start Dataset extract
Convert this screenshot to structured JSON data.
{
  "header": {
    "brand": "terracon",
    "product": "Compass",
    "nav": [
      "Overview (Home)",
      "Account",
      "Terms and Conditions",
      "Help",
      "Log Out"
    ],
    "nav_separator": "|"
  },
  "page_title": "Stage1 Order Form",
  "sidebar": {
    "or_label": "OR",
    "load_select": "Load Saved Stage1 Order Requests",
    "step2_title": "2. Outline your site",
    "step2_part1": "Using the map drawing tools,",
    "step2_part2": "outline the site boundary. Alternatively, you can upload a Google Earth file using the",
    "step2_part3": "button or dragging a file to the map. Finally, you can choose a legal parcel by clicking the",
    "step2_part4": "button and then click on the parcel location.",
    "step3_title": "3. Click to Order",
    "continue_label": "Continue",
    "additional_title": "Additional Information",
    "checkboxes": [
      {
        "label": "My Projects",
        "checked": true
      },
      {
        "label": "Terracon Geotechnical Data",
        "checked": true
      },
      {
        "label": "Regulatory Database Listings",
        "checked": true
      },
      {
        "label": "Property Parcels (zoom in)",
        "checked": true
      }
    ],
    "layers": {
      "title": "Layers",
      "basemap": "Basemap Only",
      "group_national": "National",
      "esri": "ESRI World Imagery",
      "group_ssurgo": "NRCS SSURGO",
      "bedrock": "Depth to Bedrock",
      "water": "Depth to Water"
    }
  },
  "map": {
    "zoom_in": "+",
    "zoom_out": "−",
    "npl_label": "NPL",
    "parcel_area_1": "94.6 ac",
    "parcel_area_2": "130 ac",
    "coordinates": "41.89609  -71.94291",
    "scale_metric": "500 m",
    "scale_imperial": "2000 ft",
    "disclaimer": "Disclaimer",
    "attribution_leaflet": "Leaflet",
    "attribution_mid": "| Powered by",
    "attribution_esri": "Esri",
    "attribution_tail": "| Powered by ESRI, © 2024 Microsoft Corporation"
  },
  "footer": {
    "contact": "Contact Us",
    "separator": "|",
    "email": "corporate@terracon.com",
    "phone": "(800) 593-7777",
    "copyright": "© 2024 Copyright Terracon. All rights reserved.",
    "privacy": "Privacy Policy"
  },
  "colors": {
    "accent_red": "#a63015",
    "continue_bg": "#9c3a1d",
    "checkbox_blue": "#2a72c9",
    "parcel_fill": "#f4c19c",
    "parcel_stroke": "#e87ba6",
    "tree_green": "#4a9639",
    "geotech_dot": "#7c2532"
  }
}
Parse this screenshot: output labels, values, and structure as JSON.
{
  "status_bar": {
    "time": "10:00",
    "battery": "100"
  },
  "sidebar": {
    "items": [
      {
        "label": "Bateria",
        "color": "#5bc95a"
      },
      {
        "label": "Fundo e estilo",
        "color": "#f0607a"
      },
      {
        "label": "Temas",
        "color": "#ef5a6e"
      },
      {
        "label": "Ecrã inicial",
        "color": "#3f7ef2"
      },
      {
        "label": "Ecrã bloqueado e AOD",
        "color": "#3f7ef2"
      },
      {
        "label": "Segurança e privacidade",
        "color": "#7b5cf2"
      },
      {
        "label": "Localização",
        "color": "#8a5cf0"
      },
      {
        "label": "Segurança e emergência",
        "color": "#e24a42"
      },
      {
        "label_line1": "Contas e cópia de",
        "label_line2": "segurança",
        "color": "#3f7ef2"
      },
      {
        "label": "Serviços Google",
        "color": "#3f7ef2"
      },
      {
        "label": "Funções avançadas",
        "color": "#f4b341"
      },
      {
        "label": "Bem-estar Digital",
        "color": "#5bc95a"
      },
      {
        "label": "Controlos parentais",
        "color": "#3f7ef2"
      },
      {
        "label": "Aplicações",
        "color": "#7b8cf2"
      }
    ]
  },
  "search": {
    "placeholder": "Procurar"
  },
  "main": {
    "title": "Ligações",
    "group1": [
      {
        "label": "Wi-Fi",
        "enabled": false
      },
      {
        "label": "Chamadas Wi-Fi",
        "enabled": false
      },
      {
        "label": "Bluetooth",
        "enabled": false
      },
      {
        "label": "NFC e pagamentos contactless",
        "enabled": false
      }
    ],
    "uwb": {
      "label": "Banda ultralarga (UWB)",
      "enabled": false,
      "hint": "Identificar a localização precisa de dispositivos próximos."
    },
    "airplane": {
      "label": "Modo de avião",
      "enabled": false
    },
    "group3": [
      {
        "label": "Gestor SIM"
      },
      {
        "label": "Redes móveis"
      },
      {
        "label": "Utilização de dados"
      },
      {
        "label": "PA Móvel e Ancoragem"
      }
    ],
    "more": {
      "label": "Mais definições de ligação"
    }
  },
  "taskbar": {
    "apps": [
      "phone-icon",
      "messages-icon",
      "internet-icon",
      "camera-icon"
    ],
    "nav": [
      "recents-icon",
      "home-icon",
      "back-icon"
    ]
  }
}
end Dataset extract
start Dataset extract
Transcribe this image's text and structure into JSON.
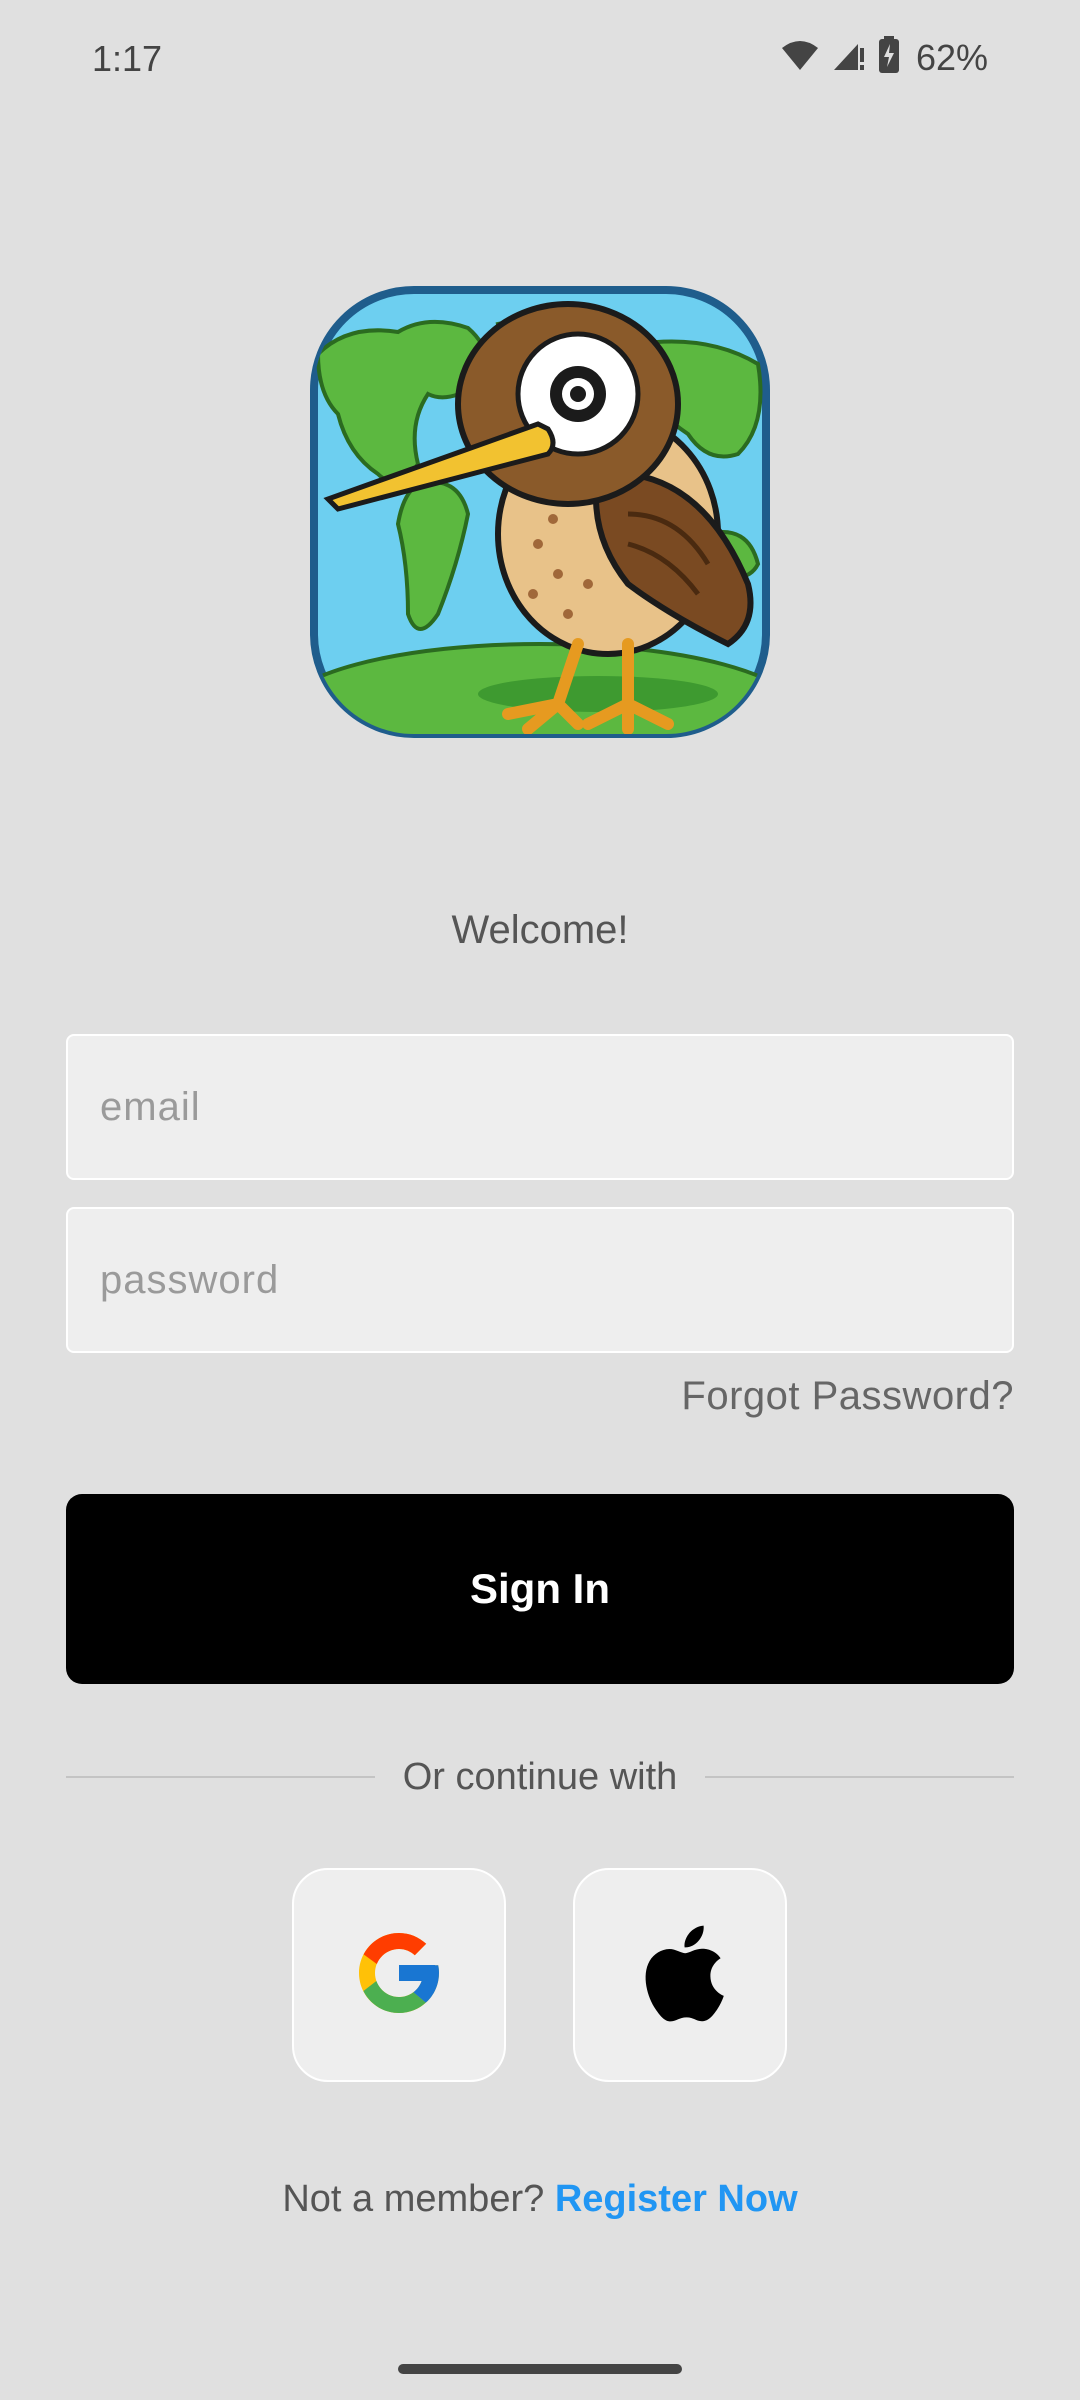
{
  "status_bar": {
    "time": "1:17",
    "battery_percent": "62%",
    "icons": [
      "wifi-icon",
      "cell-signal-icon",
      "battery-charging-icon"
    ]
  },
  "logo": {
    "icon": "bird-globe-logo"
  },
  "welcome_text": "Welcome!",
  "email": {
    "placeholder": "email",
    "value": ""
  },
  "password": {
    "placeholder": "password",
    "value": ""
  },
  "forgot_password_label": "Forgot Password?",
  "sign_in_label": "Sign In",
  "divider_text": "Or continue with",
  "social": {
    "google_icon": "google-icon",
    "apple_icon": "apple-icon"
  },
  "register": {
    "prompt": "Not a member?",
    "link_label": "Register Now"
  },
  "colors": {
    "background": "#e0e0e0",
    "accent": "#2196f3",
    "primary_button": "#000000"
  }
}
end Dataset extract
- **To be done**:
From the data above, copy out every line with the string "screenshot" in it.

- **Exercise result**:
Convert this screenshot to structured JSON data.
Parse this screenshot: output labels, values, and structure as JSON.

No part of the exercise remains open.